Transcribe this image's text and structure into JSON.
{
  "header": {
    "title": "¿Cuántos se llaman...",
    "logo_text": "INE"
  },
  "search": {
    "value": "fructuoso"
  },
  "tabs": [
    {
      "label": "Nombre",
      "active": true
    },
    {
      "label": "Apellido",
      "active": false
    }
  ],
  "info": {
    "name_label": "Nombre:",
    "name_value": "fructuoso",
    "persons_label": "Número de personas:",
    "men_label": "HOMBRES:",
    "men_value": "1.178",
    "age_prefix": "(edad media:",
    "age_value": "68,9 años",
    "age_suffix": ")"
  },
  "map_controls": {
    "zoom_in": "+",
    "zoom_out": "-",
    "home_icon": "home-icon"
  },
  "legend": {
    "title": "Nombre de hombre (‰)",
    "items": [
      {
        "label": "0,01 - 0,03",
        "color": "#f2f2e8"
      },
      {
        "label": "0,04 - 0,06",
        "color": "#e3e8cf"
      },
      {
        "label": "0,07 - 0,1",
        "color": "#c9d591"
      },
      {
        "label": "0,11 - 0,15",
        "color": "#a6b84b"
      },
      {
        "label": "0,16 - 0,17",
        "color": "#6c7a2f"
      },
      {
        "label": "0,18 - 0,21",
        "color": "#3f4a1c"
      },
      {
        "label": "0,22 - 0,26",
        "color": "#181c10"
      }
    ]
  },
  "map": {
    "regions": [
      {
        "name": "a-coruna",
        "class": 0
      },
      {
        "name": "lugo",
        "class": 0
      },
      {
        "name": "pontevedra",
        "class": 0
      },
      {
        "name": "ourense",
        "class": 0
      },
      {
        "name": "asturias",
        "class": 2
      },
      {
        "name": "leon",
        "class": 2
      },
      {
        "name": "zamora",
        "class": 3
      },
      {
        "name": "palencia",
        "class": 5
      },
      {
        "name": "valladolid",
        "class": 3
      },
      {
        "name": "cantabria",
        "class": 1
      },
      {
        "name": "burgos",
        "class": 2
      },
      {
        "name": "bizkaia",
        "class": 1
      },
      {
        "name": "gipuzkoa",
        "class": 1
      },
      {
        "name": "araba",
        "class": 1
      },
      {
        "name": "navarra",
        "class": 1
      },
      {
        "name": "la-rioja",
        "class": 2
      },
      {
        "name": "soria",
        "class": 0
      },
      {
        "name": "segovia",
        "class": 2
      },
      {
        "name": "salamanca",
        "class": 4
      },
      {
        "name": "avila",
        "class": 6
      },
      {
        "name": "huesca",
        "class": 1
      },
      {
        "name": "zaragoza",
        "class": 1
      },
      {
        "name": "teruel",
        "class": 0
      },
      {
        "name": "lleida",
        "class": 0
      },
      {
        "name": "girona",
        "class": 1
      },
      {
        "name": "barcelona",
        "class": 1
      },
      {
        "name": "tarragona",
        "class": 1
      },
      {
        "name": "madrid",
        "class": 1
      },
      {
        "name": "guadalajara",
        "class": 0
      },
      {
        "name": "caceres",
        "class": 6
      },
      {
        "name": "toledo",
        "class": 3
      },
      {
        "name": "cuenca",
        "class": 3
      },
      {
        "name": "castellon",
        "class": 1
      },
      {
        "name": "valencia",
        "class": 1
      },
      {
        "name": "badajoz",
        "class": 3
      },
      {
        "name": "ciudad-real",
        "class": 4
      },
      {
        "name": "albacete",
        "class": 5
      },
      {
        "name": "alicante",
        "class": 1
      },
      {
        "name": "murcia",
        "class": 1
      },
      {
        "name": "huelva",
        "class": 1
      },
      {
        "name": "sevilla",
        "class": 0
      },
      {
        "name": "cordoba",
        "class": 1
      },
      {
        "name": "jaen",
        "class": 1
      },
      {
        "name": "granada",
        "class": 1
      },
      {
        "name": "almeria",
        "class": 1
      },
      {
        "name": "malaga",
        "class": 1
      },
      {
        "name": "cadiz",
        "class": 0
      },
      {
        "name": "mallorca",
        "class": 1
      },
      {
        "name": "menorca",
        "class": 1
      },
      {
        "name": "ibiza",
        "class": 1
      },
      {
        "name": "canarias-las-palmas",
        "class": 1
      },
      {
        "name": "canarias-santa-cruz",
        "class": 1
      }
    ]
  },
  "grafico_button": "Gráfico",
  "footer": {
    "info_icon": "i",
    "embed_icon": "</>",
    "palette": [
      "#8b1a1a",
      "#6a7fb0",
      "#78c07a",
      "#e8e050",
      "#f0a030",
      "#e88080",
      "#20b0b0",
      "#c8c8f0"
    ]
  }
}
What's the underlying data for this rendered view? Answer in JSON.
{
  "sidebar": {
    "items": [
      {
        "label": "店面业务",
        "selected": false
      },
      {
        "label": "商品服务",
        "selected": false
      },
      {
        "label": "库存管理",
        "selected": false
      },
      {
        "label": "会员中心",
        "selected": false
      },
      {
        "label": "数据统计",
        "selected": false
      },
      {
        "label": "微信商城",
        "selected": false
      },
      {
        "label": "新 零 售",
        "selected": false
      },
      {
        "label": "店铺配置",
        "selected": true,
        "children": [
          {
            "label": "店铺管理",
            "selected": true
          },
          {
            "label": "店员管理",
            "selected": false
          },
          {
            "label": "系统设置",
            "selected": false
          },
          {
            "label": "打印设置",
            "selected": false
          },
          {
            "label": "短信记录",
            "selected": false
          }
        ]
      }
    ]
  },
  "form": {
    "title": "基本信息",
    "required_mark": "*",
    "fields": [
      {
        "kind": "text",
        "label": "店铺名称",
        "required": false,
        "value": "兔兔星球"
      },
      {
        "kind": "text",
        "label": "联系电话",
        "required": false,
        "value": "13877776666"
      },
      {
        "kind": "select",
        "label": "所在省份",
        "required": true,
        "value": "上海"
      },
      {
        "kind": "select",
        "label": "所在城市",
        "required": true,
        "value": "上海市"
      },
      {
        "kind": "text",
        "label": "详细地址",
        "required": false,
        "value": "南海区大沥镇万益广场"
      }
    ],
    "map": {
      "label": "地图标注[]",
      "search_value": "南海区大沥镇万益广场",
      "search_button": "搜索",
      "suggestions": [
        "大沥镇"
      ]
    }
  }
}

■ Work required ■
Give a word-for-word copy of the records.

■ Correct answer ■
Transcribe this image's text and structure into JSON.
{
  "header": {
    "title": "¿Cuántos se llaman...",
    "logo_text": "INE"
  },
  "search": {
    "value": "fructuoso"
  },
  "tabs": [
    {
      "label": "Nombre",
      "active": true
    },
    {
      "label": "Apellido",
      "active": false
    }
  ],
  "info": {
    "name_label": "Nombre:",
    "name_value": "fructuoso",
    "persons_label": "Número de personas:",
    "men_label": "HOMBRES:",
    "men_value": "1.178",
    "age_prefix": "(edad media:",
    "age_value": "68,9 años",
    "age_suffix": ")"
  },
  "map_controls": {
    "zoom_in": "+",
    "zoom_out": "-",
    "home_icon": "home-icon"
  },
  "legend": {
    "title": "Nombre de hombre (‰)",
    "items": [
      {
        "label": "0,01 - 0,03",
        "color": "#f2f2e8"
      },
      {
        "label": "0,04 - 0,06",
        "color": "#e3e8cf"
      },
      {
        "label": "0,07 - 0,1",
        "color": "#c9d591"
      },
      {
        "label": "0,11 - 0,15",
        "color": "#a6b84b"
      },
      {
        "label": "0,16 - 0,17",
        "color": "#6c7a2f"
      },
      {
        "label": "0,18 - 0,21",
        "color": "#3f4a1c"
      },
      {
        "label": "0,22 - 0,26",
        "color": "#181c10"
      }
    ]
  },
  "map": {
    "regions": [
      {
        "name": "a-coruna",
        "class": 0
      },
      {
        "name": "lugo",
        "class": 0
      },
      {
        "name": "pontevedra",
        "class": 0
      },
      {
        "name": "ourense",
        "class": 0
      },
      {
        "name": "asturias",
        "class": 2
      },
      {
        "name": "leon",
        "class": 2
      },
      {
        "name": "zamora",
        "class": 3
      },
      {
        "name": "palencia",
        "class": 5
      },
      {
        "name": "valladolid",
        "class": 3
      },
      {
        "name": "cantabria",
        "class": 1
      },
      {
        "name": "burgos",
        "class": 2
      },
      {
        "name": "bizkaia",
        "class": 1
      },
      {
        "name": "gipuzkoa",
        "class": 1
      },
      {
        "name": "araba",
        "class": 1
      },
      {
        "name": "navarra",
        "class": 1
      },
      {
        "name": "la-rioja",
        "class": 2
      },
      {
        "name": "soria",
        "class": 0
      },
      {
        "name": "segovia",
        "class": 2
      },
      {
        "name": "salamanca",
        "class": 4
      },
      {
        "name": "avila",
        "class": 6
      },
      {
        "name": "huesca",
        "class": 1
      },
      {
        "name": "zaragoza",
        "class": 1
      },
      {
        "name": "teruel",
        "class": 0
      },
      {
        "name": "lleida",
        "class": 0
      },
      {
        "name": "girona",
        "class": 1
      },
      {
        "name": "barcelona",
        "class": 1
      },
      {
        "name": "tarragona",
        "class": 1
      },
      {
        "name": "madrid",
        "class": 1
      },
      {
        "name": "guadalajara",
        "class": 0
      },
      {
        "name": "caceres",
        "class": 6
      },
      {
        "name": "toledo",
        "class": 3
      },
      {
        "name": "cuenca",
        "class": 3
      },
      {
        "name": "castellon",
        "class": 1
      },
      {
        "name": "valencia",
        "class": 1
      },
      {
        "name": "badajoz",
        "class": 3
      },
      {
        "name": "ciudad-real",
        "class": 4
      },
      {
        "name": "albacete",
        "class": 5
      },
      {
        "name": "alicante",
        "class": 1
      },
      {
        "name": "murcia",
        "class": 1
      },
      {
        "name": "huelva",
        "class": 1
      },
      {
        "name": "sevilla",
        "class": 0
      },
      {
        "name": "cordoba",
        "class": 1
      },
      {
        "name": "jaen",
        "class": 1
      },
      {
        "name": "granada",
        "class": 1
      },
      {
        "name": "almeria",
        "class": 1
      },
      {
        "name": "malaga",
        "class": 1
      },
      {
        "name": "cadiz",
        "class": 0
      },
      {
        "name": "mallorca",
        "class": 1
      },
      {
        "name": "menorca",
        "class": 1
      },
      {
        "name": "ibiza",
        "class": 1
      },
      {
        "name": "canarias-las-palmas",
        "class": 1
      },
      {
        "name": "canarias-santa-cruz",
        "class": 1
      }
    ]
  },
  "grafico_button": "Gráfico",
  "footer": {
    "info_icon": "i",
    "embed_icon": "</>",
    "palette": [
      "#8b1a1a",
      "#6a7fb0",
      "#78c07a",
      "#e8e050",
      "#f0a030",
      "#e88080",
      "#20b0b0",
      "#c8c8f0"
    ]
  }
}
What's the underlying data for this rendered view? Answer in JSON.
{
  "sidebar": {
    "items": [
      {
        "label": "店面业务",
        "selected": false
      },
      {
        "label": "商品服务",
        "selected": false
      },
      {
        "label": "库存管理",
        "selected": false
      },
      {
        "label": "会员中心",
        "selected": false
      },
      {
        "label": "数据统计",
        "selected": false
      },
      {
        "label": "微信商城",
        "selected": false
      },
      {
        "label": "新 零 售",
        "selected": false
      },
      {
        "label": "店铺配置",
        "selected": true,
        "children": [
          {
            "label": "店铺管理",
            "selected": true
          },
          {
            "label": "店员管理",
            "selected": false
          },
          {
            "label": "系统设置",
            "selected": false
          },
          {
            "label": "打印设置",
            "selected": false
          },
          {
            "label": "短信记录",
            "selected": false
          }
        ]
      }
    ]
  },
  "form": {
    "title": "基本信息",
    "required_mark": "*",
    "fields": [
      {
        "kind": "text",
        "label": "店铺名称",
        "required": false,
        "value": "兔兔星球"
      },
      {
        "kind": "text",
        "label": "联系电话",
        "required": false,
        "value": "13877776666"
      },
      {
        "kind": "select",
        "label": "所在省份",
        "required": true,
        "value": "上海"
      },
      {
        "kind": "select",
        "label": "所在城市",
        "required": true,
        "value": "上海市"
      },
      {
        "kind": "text",
        "label": "详细地址",
        "required": false,
        "value": "南海区大沥镇万益广场"
      }
    ],
    "map": {
      "label": "地图标注[]",
      "search_value": "南海区大沥镇万益广场",
      "search_button": "搜索",
      "suggestions": [
        "大沥镇"
      ]
    }
  }
}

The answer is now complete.